_STATED PROBLEM:_ Find the lines holding the word "JSON" and collect them.

_RECORDED DATA:_
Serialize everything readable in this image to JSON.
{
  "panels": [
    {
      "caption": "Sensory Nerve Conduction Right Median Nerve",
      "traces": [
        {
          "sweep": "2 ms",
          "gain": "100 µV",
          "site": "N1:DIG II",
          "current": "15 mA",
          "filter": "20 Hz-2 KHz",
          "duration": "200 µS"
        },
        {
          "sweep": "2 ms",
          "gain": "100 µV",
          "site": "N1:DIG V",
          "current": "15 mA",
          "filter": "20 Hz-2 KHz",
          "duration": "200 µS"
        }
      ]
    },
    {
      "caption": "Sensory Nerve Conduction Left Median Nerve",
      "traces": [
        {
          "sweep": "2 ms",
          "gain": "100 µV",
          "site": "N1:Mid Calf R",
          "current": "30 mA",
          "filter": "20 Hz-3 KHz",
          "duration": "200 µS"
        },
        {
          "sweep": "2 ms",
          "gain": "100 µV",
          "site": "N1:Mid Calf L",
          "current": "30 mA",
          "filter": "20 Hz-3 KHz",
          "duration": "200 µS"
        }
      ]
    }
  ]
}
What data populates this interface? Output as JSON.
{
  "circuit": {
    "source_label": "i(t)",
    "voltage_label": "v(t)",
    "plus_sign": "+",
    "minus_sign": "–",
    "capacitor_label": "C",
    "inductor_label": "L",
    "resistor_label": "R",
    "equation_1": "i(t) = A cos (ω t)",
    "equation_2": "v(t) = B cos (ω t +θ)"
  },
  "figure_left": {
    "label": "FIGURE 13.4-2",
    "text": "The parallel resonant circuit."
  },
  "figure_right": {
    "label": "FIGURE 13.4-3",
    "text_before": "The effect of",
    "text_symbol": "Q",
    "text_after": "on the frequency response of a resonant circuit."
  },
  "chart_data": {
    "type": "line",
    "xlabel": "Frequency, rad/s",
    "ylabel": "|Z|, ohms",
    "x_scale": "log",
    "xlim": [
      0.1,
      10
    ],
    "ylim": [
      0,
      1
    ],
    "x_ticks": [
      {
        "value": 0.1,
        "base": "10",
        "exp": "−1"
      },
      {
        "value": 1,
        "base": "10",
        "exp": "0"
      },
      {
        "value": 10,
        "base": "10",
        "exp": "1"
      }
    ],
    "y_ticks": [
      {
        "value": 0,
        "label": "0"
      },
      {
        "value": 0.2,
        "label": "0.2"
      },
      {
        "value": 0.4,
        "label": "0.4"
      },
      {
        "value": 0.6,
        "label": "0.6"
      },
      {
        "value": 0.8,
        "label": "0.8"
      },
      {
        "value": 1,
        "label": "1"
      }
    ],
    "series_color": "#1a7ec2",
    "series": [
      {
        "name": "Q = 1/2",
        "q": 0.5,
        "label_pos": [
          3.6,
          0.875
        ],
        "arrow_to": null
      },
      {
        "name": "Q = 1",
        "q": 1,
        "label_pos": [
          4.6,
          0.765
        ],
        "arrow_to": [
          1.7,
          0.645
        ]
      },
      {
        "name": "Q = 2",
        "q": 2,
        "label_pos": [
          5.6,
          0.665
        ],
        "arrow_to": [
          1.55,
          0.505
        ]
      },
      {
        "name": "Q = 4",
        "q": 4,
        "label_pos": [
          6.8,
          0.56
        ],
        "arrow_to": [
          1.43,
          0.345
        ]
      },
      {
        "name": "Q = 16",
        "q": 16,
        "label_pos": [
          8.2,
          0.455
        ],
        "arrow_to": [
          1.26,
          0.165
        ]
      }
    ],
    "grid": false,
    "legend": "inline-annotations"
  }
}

_EXPECTED ANSWER:_
Serialize everything readable in this image to JSON.
What data populates this interface? Output as JSON.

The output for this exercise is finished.